[Objective]:
Check every line of the entries that follow, and copy the ones containing "ffffff".

[Lines of data]
■ ■ ■
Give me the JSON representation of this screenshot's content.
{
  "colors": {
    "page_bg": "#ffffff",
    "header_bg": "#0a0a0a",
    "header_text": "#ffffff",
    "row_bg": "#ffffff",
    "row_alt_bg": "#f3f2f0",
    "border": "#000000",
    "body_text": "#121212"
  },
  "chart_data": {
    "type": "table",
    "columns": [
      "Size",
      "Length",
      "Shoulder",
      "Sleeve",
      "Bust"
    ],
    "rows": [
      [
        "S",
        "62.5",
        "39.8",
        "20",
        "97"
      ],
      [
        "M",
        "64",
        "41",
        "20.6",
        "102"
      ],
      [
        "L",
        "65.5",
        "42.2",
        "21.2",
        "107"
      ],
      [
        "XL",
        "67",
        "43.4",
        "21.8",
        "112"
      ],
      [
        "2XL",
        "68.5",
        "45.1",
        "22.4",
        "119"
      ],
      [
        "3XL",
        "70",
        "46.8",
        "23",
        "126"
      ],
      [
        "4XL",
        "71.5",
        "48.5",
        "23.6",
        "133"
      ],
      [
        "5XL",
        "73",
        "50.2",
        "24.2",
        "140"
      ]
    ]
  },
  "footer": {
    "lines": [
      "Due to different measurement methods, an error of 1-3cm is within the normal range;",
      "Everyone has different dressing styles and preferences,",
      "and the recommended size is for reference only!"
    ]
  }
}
■ ■ ■
[Completed exercise]:
    "page_bg": "#ffffff",
    "header_text": "#ffffff",
    "row_bg": "#ffffff",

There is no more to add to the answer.